## START DATA LINES

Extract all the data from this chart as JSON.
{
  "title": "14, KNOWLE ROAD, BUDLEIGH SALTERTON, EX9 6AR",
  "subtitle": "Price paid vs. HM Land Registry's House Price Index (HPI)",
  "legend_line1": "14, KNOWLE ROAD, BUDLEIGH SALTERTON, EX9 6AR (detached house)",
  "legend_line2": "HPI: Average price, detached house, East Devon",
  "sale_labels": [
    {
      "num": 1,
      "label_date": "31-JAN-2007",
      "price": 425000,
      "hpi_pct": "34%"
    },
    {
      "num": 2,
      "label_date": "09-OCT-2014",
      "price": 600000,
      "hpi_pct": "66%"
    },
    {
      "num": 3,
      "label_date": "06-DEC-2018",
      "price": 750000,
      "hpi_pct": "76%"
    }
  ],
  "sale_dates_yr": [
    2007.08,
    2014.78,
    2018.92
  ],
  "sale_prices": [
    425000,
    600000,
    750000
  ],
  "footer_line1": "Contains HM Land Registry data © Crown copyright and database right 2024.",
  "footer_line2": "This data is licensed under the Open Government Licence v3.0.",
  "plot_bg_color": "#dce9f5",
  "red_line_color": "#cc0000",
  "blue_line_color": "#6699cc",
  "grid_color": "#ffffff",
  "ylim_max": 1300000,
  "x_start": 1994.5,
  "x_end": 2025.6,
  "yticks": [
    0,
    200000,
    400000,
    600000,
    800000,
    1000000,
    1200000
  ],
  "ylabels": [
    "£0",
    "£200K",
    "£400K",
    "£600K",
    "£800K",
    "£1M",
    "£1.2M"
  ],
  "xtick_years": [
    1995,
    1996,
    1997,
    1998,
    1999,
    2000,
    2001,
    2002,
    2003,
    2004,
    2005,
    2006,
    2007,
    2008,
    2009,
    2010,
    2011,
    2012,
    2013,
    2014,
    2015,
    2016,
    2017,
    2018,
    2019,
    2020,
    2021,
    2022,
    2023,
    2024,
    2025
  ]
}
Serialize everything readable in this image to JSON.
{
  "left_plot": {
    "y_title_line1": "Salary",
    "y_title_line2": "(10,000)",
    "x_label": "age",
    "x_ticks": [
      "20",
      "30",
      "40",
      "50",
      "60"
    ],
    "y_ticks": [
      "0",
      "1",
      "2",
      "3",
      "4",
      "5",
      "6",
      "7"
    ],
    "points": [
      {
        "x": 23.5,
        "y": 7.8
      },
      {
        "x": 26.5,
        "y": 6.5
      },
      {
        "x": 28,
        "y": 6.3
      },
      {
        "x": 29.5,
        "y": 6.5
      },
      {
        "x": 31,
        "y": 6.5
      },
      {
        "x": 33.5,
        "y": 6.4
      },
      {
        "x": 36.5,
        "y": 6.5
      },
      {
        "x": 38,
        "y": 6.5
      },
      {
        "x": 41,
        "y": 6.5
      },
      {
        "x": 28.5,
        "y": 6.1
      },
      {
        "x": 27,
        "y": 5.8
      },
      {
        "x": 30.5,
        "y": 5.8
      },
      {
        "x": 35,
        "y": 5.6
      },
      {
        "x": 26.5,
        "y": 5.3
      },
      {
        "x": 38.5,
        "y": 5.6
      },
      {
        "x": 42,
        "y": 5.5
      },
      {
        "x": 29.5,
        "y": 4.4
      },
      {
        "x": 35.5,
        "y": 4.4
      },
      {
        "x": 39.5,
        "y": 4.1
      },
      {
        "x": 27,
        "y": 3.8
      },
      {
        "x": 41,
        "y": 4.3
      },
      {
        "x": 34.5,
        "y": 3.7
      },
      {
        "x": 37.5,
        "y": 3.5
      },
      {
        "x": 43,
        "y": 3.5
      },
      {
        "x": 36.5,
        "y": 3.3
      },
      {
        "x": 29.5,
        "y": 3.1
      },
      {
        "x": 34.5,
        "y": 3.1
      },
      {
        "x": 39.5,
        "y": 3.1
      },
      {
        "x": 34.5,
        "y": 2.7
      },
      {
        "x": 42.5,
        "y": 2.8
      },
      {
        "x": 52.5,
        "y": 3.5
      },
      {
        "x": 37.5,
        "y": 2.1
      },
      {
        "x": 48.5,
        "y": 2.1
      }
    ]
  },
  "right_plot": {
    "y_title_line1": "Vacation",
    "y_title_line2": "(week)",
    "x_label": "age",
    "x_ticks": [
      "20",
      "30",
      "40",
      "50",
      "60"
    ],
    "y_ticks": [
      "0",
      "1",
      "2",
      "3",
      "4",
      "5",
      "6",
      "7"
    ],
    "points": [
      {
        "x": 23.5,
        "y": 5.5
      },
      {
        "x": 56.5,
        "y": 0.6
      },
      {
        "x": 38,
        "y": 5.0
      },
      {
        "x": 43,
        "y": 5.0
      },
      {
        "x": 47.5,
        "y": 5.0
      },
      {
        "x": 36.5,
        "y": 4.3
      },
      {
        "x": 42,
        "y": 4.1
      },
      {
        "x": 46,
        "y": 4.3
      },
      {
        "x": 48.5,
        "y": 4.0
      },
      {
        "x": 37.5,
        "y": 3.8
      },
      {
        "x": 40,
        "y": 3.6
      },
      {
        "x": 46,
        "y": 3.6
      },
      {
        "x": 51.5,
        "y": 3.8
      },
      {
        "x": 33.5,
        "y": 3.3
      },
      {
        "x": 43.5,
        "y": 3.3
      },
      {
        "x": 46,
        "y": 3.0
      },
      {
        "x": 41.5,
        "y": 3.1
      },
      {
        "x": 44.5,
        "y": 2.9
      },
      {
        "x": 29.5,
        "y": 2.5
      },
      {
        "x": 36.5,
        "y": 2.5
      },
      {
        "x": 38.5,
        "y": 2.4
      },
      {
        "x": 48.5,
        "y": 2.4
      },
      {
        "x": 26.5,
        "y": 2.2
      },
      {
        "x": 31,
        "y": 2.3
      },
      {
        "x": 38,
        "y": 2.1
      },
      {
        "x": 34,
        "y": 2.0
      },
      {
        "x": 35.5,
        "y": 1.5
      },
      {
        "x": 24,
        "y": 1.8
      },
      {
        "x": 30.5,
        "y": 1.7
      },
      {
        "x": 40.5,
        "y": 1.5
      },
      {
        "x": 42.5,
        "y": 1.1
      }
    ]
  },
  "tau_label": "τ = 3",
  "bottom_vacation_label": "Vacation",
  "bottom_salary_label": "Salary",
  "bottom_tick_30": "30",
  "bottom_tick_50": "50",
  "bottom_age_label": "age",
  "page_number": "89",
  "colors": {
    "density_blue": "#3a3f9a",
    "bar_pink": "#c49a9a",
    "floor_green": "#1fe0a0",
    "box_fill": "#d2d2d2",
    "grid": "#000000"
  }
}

## END DATA LINES

▶ _PROBLEM DETAILS_
The records above are to be copied in full, exactly as written.

▶ _EXERCISE RESPONSE_
Extract all the data from this chart as JSON.
{
  "title": "14, KNOWLE ROAD, BUDLEIGH SALTERTON, EX9 6AR",
  "subtitle": "Price paid vs. HM Land Registry's House Price Index (HPI)",
  "legend_line1": "14, KNOWLE ROAD, BUDLEIGH SALTERTON, EX9 6AR (detached house)",
  "legend_line2": "HPI: Average price, detached house, East Devon",
  "sale_labels": [
    {
      "num": 1,
      "label_date": "31-JAN-2007",
      "price": 425000,
      "hpi_pct": "34%"
    },
    {
      "num": 2,
      "label_date": "09-OCT-2014",
      "price": 600000,
      "hpi_pct": "66%"
    },
    {
      "num": 3,
      "label_date": "06-DEC-2018",
      "price": 750000,
      "hpi_pct": "76%"
    }
  ],
  "sale_dates_yr": [
    2007.08,
    2014.78,
    2018.92
  ],
  "sale_prices": [
    425000,
    600000,
    750000
  ],
  "footer_line1": "Contains HM Land Registry data © Crown copyright and database right 2024.",
  "footer_line2": "This data is licensed under the Open Government Licence v3.0.",
  "plot_bg_color": "#dce9f5",
  "red_line_color": "#cc0000",
  "blue_line_color": "#6699cc",
  "grid_color": "#ffffff",
  "ylim_max": 1300000,
  "x_start": 1994.5,
  "x_end": 2025.6,
  "yticks": [
    0,
    200000,
    400000,
    600000,
    800000,
    1000000,
    1200000
  ],
  "ylabels": [
    "£0",
    "£200K",
    "£400K",
    "£600K",
    "£800K",
    "£1M",
    "£1.2M"
  ],
  "xtick_years": [
    1995,
    1996,
    1997,
    1998,
    1999,
    2000,
    2001,
    2002,
    2003,
    2004,
    2005,
    2006,
    2007,
    2008,
    2009,
    2010,
    2011,
    2012,
    2013,
    2014,
    2015,
    2016,
    2017,
    2018,
    2019,
    2020,
    2021,
    2022,
    2023,
    2024,
    2025
  ]
}
Serialize everything readable in this image to JSON.
{
  "left_plot": {
    "y_title_line1": "Salary",
    "y_title_line2": "(10,000)",
    "x_label": "age",
    "x_ticks": [
      "20",
      "30",
      "40",
      "50",
      "60"
    ],
    "y_ticks": [
      "0",
      "1",
      "2",
      "3",
      "4",
      "5",
      "6",
      "7"
    ],
    "points": [
      {
        "x": 23.5,
        "y": 7.8
      },
      {
        "x": 26.5,
        "y": 6.5
      },
      {
        "x": 28,
        "y": 6.3
      },
      {
        "x": 29.5,
        "y": 6.5
      },
      {
        "x": 31,
        "y": 6.5
      },
      {
        "x": 33.5,
        "y": 6.4
      },
      {
        "x": 36.5,
        "y": 6.5
      },
      {
        "x": 38,
        "y": 6.5
      },
      {
        "x": 41,
        "y": 6.5
      },
      {
        "x": 28.5,
        "y": 6.1
      },
      {
        "x": 27,
        "y": 5.8
      },
      {
        "x": 30.5,
        "y": 5.8
      },
      {
        "x": 35,
        "y": 5.6
      },
      {
        "x": 26.5,
        "y": 5.3
      },
      {
        "x": 38.5,
        "y": 5.6
      },
      {
        "x": 42,
        "y": 5.5
      },
      {
        "x": 29.5,
        "y": 4.4
      },
      {
        "x": 35.5,
        "y": 4.4
      },
      {
        "x": 39.5,
        "y": 4.1
      },
      {
        "x": 27,
        "y": 3.8
      },
      {
        "x": 41,
        "y": 4.3
      },
      {
        "x": 34.5,
        "y": 3.7
      },
      {
        "x": 37.5,
        "y": 3.5
      },
      {
        "x": 43,
        "y": 3.5
      },
      {
        "x": 36.5,
        "y": 3.3
      },
      {
        "x": 29.5,
        "y": 3.1
      },
      {
        "x": 34.5,
        "y": 3.1
      },
      {
        "x": 39.5,
        "y": 3.1
      },
      {
        "x": 34.5,
        "y": 2.7
      },
      {
        "x": 42.5,
        "y": 2.8
      },
      {
        "x": 52.5,
        "y": 3.5
      },
      {
        "x": 37.5,
        "y": 2.1
      },
      {
        "x": 48.5,
        "y": 2.1
      }
    ]
  },
  "right_plot": {
    "y_title_line1": "Vacation",
    "y_title_line2": "(week)",
    "x_label": "age",
    "x_ticks": [
      "20",
      "30",
      "40",
      "50",
      "60"
    ],
    "y_ticks": [
      "0",
      "1",
      "2",
      "3",
      "4",
      "5",
      "6",
      "7"
    ],
    "points": [
      {
        "x": 23.5,
        "y": 5.5
      },
      {
        "x": 56.5,
        "y": 0.6
      },
      {
        "x": 38,
        "y": 5.0
      },
      {
        "x": 43,
        "y": 5.0
      },
      {
        "x": 47.5,
        "y": 5.0
      },
      {
        "x": 36.5,
        "y": 4.3
      },
      {
        "x": 42,
        "y": 4.1
      },
      {
        "x": 46,
        "y": 4.3
      },
      {
        "x": 48.5,
        "y": 4.0
      },
      {
        "x": 37.5,
        "y": 3.8
      },
      {
        "x": 40,
        "y": 3.6
      },
      {
        "x": 46,
        "y": 3.6
      },
      {
        "x": 51.5,
        "y": 3.8
      },
      {
        "x": 33.5,
        "y": 3.3
      },
      {
        "x": 43.5,
        "y": 3.3
      },
      {
        "x": 46,
        "y": 3.0
      },
      {
        "x": 41.5,
        "y": 3.1
      },
      {
        "x": 44.5,
        "y": 2.9
      },
      {
        "x": 29.5,
        "y": 2.5
      },
      {
        "x": 36.5,
        "y": 2.5
      },
      {
        "x": 38.5,
        "y": 2.4
      },
      {
        "x": 48.5,
        "y": 2.4
      },
      {
        "x": 26.5,
        "y": 2.2
      },
      {
        "x": 31,
        "y": 2.3
      },
      {
        "x": 38,
        "y": 2.1
      },
      {
        "x": 34,
        "y": 2.0
      },
      {
        "x": 35.5,
        "y": 1.5
      },
      {
        "x": 24,
        "y": 1.8
      },
      {
        "x": 30.5,
        "y": 1.7
      },
      {
        "x": 40.5,
        "y": 1.5
      },
      {
        "x": 42.5,
        "y": 1.1
      }
    ]
  },
  "tau_label": "τ = 3",
  "bottom_vacation_label": "Vacation",
  "bottom_salary_label": "Salary",
  "bottom_tick_30": "30",
  "bottom_tick_50": "50",
  "bottom_age_label": "age",
  "page_number": "89",
  "colors": {
    "density_blue": "#3a3f9a",
    "bar_pink": "#c49a9a",
    "floor_green": "#1fe0a0",
    "box_fill": "#d2d2d2",
    "grid": "#000000"
  }
}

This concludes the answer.